(Given exercise) Here are some records; copy every line that holds the word "درويش".

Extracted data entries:
|---|

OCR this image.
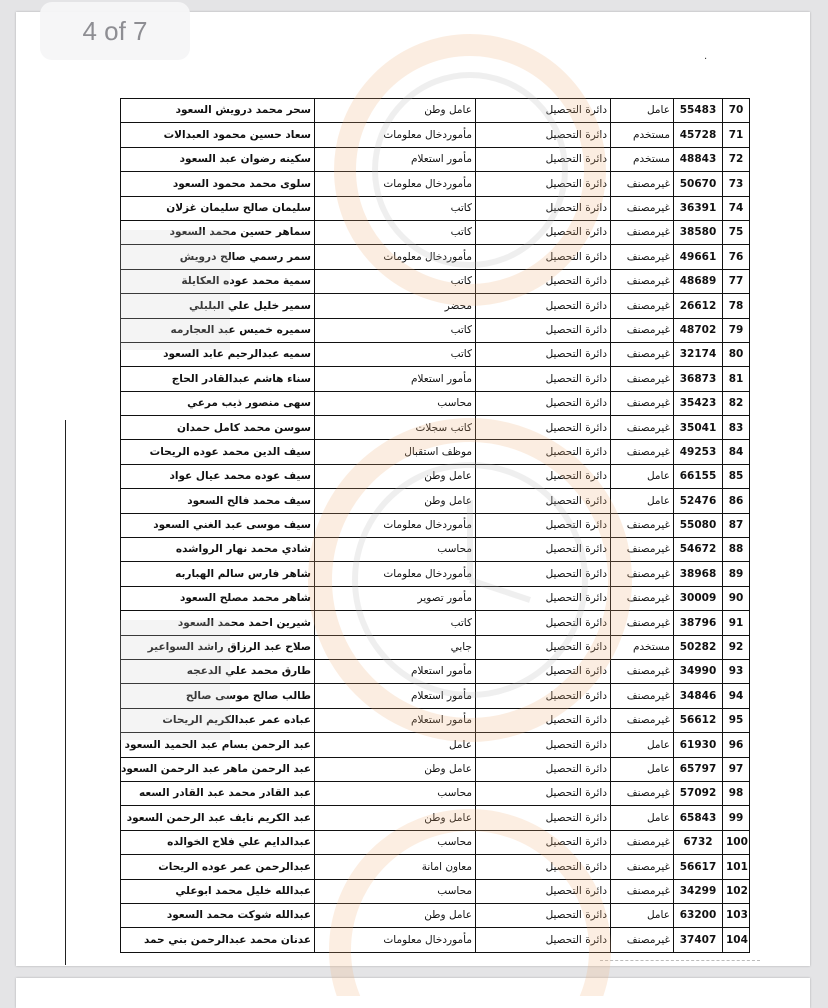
4 of 7
·
سحر محمد درويش السعود	عامل وطن	دائرة التحصيل	عامل	55483	70
سعاد حسين محمود العبدالات	مأموردخال معلومات	دائرة التحصيل	مستخدم	45728	71
سكينه رضوان عبد السعود	مأمور استعلام	دائرة التحصيل	مستخدم	48843	72
سلوى محمد محمود السعود	مأموردخال معلومات	دائرة التحصيل	غيرمصنف	50670	73
سليمان صالح سليمان غزلان	كاتب	دائرة التحصيل	غيرمصنف	36391	74
سماهر حسين محمد السعود	كاتب	دائرة التحصيل	غيرمصنف	38580	75
سمر رسمي صالح درويش	مأموردخال معلومات	دائرة التحصيل	غيرمصنف	49661	76
سمية محمد عوده العكايلة	كاتب	دائرة التحصيل	غيرمصنف	48689	77
سمير خليل علي البلبلي	محضر	دائرة التحصيل	غيرمصنف	26612	78
سميره خميس عبد العجارمه	كاتب	دائرة التحصيل	غيرمصنف	48702	79
سميه عبدالرحيم عابد السعود	كاتب	دائرة التحصيل	غيرمصنف	32174	80
سناء هاشم عبدالقادر الحاج	مأمور استعلام	دائرة التحصيل	غيرمصنف	36873	81
سهى منصور ذيب مرعي	محاسب	دائرة التحصيل	غيرمصنف	35423	82
سوسن محمد كامل حمدان	كاتب سجلات	دائرة التحصيل	غيرمصنف	35041	83
سيف الدين محمد عوده الريحات	موظف استقبال	دائرة التحصيل	غيرمصنف	49253	84
سيف عوده محمد عيال عواد	عامل وطن	دائرة التحصيل	عامل	66155	85
سيف محمد فالح السعود	عامل وطن	دائرة التحصيل	عامل	52476	86
سيف موسى عبد الغني السعود	مأموردخال معلومات	دائرة التحصيل	غيرمصنف	55080	87
شادي محمد نهار الرواشده	محاسب	دائرة التحصيل	غيرمصنف	54672	88
شاهر فارس سالم الهباربه	مأموردخال معلومات	دائرة التحصيل	غيرمصنف	38968	89
شاهر محمد مصلح السعود	مأمور تصوير	دائرة التحصيل	غيرمصنف	30009	90
شيرين احمد محمد السعود	كاتب	دائرة التحصيل	غيرمصنف	38796	91
صلاح عبد الرزاق راشد السواعير	جابي	دائرة التحصيل	مستخدم	50282	92
طارق محمد علي الدعجه	مأمور استعلام	دائرة التحصيل	غيرمصنف	34990	93
طالب صالح موسى صالح	مأمور استعلام	دائرة التحصيل	غيرمصنف	34846	94
عباده عمر عبدالكريم الريحات	مأمور استعلام	دائرة التحصيل	غيرمصنف	56612	95
عبد الرحمن بسام عبد الحميد السعود	عامل	دائرة التحصيل	عامل	61930	96
عبد الرحمن ماهر عبد الرحمن السعود	عامل وطن	دائرة التحصيل	عامل	65797	97
عبد القادر محمد عبد القادر السعه	محاسب	دائرة التحصيل	غيرمصنف	57092	98
عبد الكريم نايف عبد الرحمن السعود	عامل وطن	دائرة التحصيل	عامل	65843	99
عبدالدايم علي فلاح الخوالده	محاسب	دائرة التحصيل	غيرمصنف	6732	100
عبدالرحمن عمر عوده الريحات	معاون امانة	دائرة التحصيل	غيرمصنف	56617	101
عبدالله خليل محمد ابوعلي	محاسب	دائرة التحصيل	غيرمصنف	34299	102
عبدالله شوكت محمد السعود	عامل وطن	دائرة التحصيل	عامل	63200	103
عدنان محمد عبدالرحمن بني حمد	مأموردخال معلومات	دائرة التحصيل	غيرمصنف	37407	104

|---|

(Written answer)
سحر محمد درويش السعود	عامل وطن	دائرة التحصيل	عامل	55483	70
سمر رسمي صالح درويش	مأموردخال معلومات	دائرة التحصيل	غيرمصنف	49661	76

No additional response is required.